─── Entries provided ───

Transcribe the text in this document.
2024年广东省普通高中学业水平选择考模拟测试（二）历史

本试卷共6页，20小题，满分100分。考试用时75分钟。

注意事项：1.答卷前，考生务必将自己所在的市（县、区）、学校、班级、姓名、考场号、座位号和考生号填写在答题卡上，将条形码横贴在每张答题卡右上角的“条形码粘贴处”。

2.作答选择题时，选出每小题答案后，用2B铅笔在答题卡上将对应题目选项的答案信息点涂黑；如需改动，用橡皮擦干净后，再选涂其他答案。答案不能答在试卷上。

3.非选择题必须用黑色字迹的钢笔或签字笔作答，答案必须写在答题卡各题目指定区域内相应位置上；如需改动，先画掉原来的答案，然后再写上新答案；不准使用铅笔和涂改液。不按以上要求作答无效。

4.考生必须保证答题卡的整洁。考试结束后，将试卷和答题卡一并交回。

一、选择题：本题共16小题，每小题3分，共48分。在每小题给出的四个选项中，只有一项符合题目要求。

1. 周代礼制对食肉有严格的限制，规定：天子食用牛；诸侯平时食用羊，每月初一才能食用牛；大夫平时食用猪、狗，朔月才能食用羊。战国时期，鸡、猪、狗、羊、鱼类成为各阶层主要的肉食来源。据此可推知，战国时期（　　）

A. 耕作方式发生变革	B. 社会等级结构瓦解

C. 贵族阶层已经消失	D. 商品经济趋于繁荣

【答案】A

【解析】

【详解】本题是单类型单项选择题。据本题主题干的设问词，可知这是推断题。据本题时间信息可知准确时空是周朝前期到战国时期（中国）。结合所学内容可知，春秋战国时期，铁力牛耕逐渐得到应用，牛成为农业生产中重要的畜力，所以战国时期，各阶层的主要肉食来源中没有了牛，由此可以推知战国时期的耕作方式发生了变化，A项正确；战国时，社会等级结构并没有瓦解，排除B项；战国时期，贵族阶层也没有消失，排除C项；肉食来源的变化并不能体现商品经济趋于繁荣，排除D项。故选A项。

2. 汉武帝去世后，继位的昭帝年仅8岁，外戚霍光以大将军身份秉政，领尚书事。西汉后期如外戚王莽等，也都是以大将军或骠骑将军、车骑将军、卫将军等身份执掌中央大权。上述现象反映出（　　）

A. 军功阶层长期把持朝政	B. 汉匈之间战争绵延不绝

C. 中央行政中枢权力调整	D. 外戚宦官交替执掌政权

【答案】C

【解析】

───

Your objective:
Would you copy out each line exactly as written?

Exercise answer:
Transcribe the text in this document.
2024年广东省普通高中学业水平选择考模拟测试（二）历史

本试卷共6页，20小题，满分100分。考试用时75分钟。

注意事项：1.答卷前，考生务必将自己所在的市（县、区）、学校、班级、姓名、考场号、座位号和考生号填写在答题卡上，将条形码横贴在每张答题卡右上角的“条形码粘贴处”。

2.作答选择题时，选出每小题答案后，用2B铅笔在答题卡上将对应题目选项的答案信息点涂黑；如需改动，用橡皮擦干净后，再选涂其他答案。答案不能答在试卷上。

3.非选择题必须用黑色字迹的钢笔或签字笔作答，答案必须写在答题卡各题目指定区域内相应位置上；如需改动，先画掉原来的答案，然后再写上新答案；不准使用铅笔和涂改液。不按以上要求作答无效。

4.考生必须保证答题卡的整洁。考试结束后，将试卷和答题卡一并交回。

一、选择题：本题共16小题，每小题3分，共48分。在每小题给出的四个选项中，只有一项符合题目要求。

1. 周代礼制对食肉有严格的限制，规定：天子食用牛；诸侯平时食用羊，每月初一才能食用牛；大夫平时食用猪、狗，朔月才能食用羊。战国时期，鸡、猪、狗、羊、鱼类成为各阶层主要的肉食来源。据此可推知，战国时期（　　）

A. 耕作方式发生变革	B. 社会等级结构瓦解

C. 贵族阶层已经消失	D. 商品经济趋于繁荣

【答案】A

【解析】

【详解】本题是单类型单项选择题。据本题主题干的设问词，可知这是推断题。据本题时间信息可知准确时空是周朝前期到战国时期（中国）。结合所学内容可知，春秋战国时期，铁力牛耕逐渐得到应用，牛成为农业生产中重要的畜力，所以战国时期，各阶层的主要肉食来源中没有了牛，由此可以推知战国时期的耕作方式发生了变化，A项正确；战国时，社会等级结构并没有瓦解，排除B项；战国时期，贵族阶层也没有消失，排除C项；肉食来源的变化并不能体现商品经济趋于繁荣，排除D项。故选A项。

2. 汉武帝去世后，继位的昭帝年仅8岁，外戚霍光以大将军身份秉政，领尚书事。西汉后期如外戚王莽等，也都是以大将军或骠骑将军、车骑将军、卫将军等身份执掌中央大权。上述现象反映出（　　）

A. 军功阶层长期把持朝政	B. 汉匈之间战争绵延不绝

C. 中央行政中枢权力调整	D. 外戚宦官交替执掌政权

【答案】C

【解析】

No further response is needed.